>>>

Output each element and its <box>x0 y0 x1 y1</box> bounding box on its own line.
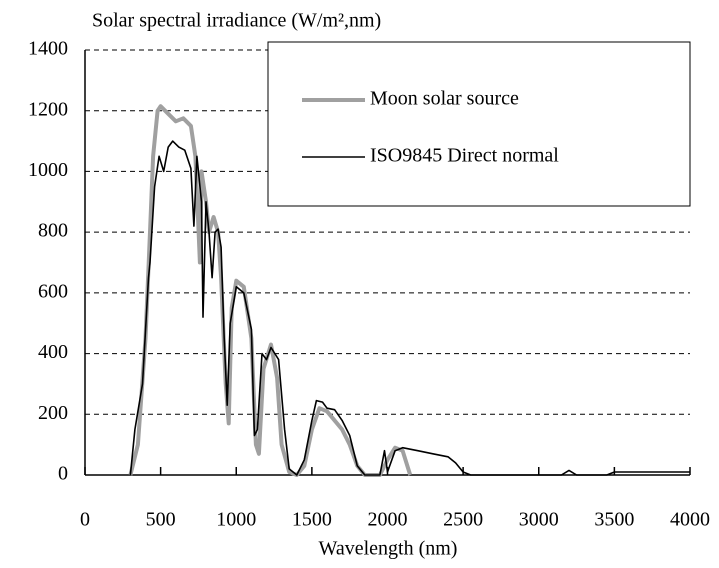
x-tick-label: 3000 <box>519 509 559 531</box>
x-axis-label: Wavelength (nm) <box>319 538 458 560</box>
y-tick-label: 400 <box>38 341 68 363</box>
y-tick-label: 800 <box>38 220 68 242</box>
x-tick-label: 0 <box>80 509 90 531</box>
x-tick-label: 1000 <box>216 509 256 531</box>
legend-label: Moon solar source <box>370 88 519 110</box>
y-tick-label: 200 <box>38 402 68 424</box>
y-tick-label: 0 <box>58 463 68 485</box>
legend-box <box>267 41 691 207</box>
y-tick-label: 600 <box>38 280 68 302</box>
legend-label: ISO9845 Direct normal <box>370 145 559 167</box>
legend: Moon solar source ISO9845 Direct normal <box>267 41 691 207</box>
y-tick-label: 1200 <box>28 98 68 120</box>
x-tick-label: 2500 <box>443 509 483 531</box>
series-line <box>128 104 413 477</box>
x-tick-label: 4000 <box>670 509 710 531</box>
chart-title: Solar spectral irradiance (W/m²,nm) <box>92 10 381 32</box>
x-tick-label: 500 <box>146 509 176 531</box>
x-tick-label: 3500 <box>594 509 634 531</box>
x-tick-label: 2000 <box>368 509 408 531</box>
x-tick-label: 1500 <box>292 509 332 531</box>
y-tick-label: 1000 <box>28 159 68 181</box>
series-line <box>129 140 690 476</box>
y-tick-label: 1400 <box>28 38 68 60</box>
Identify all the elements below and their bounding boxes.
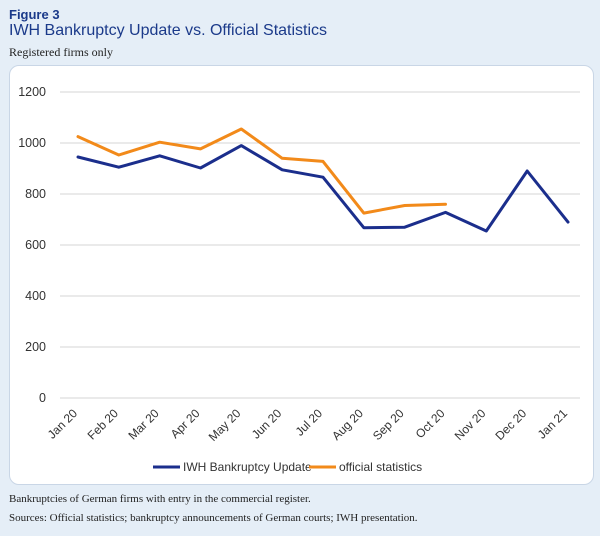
y-tick-label: 1200 <box>18 85 46 99</box>
series-line-iwh-bankruptcy-update <box>76 144 570 233</box>
x-tick-label: Apr 20 <box>168 406 203 441</box>
legend-label-iwh-bankruptcy-update: IWH Bankruptcy Update <box>183 460 312 474</box>
x-tick-label: Jul 20 <box>293 406 326 439</box>
figure-title: IWH Bankruptcy Update vs. Official Stati… <box>9 22 328 39</box>
x-tick-label: Mar 20 <box>125 406 162 443</box>
series-line-official-statistics <box>76 127 447 215</box>
x-tick-label: Aug 20 <box>329 406 366 443</box>
footnote-description: Bankruptcies of German firms with entry … <box>9 493 311 505</box>
y-tick-label: 200 <box>25 340 46 354</box>
figure-subtitle: Registered firms only <box>9 45 113 59</box>
y-tick-label: 800 <box>25 187 46 201</box>
x-tick-label: Sep 20 <box>370 406 407 443</box>
y-tick-label: 600 <box>25 238 46 252</box>
x-tick-label: Nov 20 <box>452 406 489 443</box>
chart-panel: 0 200 400 600 800 1000 1200 Jan 20 Feb 20 Mar 20 A… <box>9 65 594 485</box>
x-tick-label: Jun 20 <box>249 406 285 442</box>
x-tick-label: Jan 20 <box>45 406 81 442</box>
figure-label: Figure 3 <box>9 7 60 22</box>
x-tick-label: Dec 20 <box>492 406 529 443</box>
x-tick-label: Jan 21 <box>535 406 571 442</box>
legend-label-official-statistics: official statistics <box>339 460 422 474</box>
footnote-sources: Sources: Official statistics; bankruptcy… <box>9 512 418 524</box>
y-tick-label: 0 <box>39 391 46 405</box>
y-tick-label: 400 <box>25 289 46 303</box>
x-tick-label: Oct 20 <box>413 406 448 441</box>
x-tick-label: Feb 20 <box>85 406 122 443</box>
y-tick-label: 1000 <box>18 136 46 150</box>
x-tick-label: May 20 <box>206 406 244 444</box>
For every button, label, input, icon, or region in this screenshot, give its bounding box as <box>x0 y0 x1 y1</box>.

<<<

### What you should do
Rewrite the lines from the one with "x-tick-label: 3000 <box>519 509 559 531</box>" up to and including the one with "x-tick-label: 500 <box>146 509 176 531</box>", changing "Moon solar source" to "Sun solar source" and leaving everything else as it is. Give only those lines.

### Complete answer
x-tick-label: 3000 <box>519 509 559 531</box>
x-axis-label: Wavelength (nm) <box>319 538 458 560</box>
y-tick-label: 400 <box>38 341 68 363</box>
y-tick-label: 800 <box>38 220 68 242</box>
x-tick-label: 0 <box>80 509 90 531</box>
x-tick-label: 1000 <box>216 509 256 531</box>
legend-label: Sun solar source <box>370 88 519 110</box>
y-tick-label: 200 <box>38 402 68 424</box>
y-tick-label: 0 <box>58 463 68 485</box>
legend-box <box>267 41 691 207</box>
y-tick-label: 600 <box>38 280 68 302</box>
legend-label: ISO9845 Direct normal <box>370 145 559 167</box>
legend: Sun solar source ISO9845 Direct normal <box>267 41 691 207</box>
y-tick-label: 1200 <box>28 98 68 120</box>
x-tick-label: 2500 <box>443 509 483 531</box>
series-line <box>128 104 413 477</box>
x-tick-label: 4000 <box>670 509 710 531</box>
chart-title: Solar spectral irradiance (W/m²,nm) <box>92 10 381 32</box>
x-tick-label: 500 <box>146 509 176 531</box>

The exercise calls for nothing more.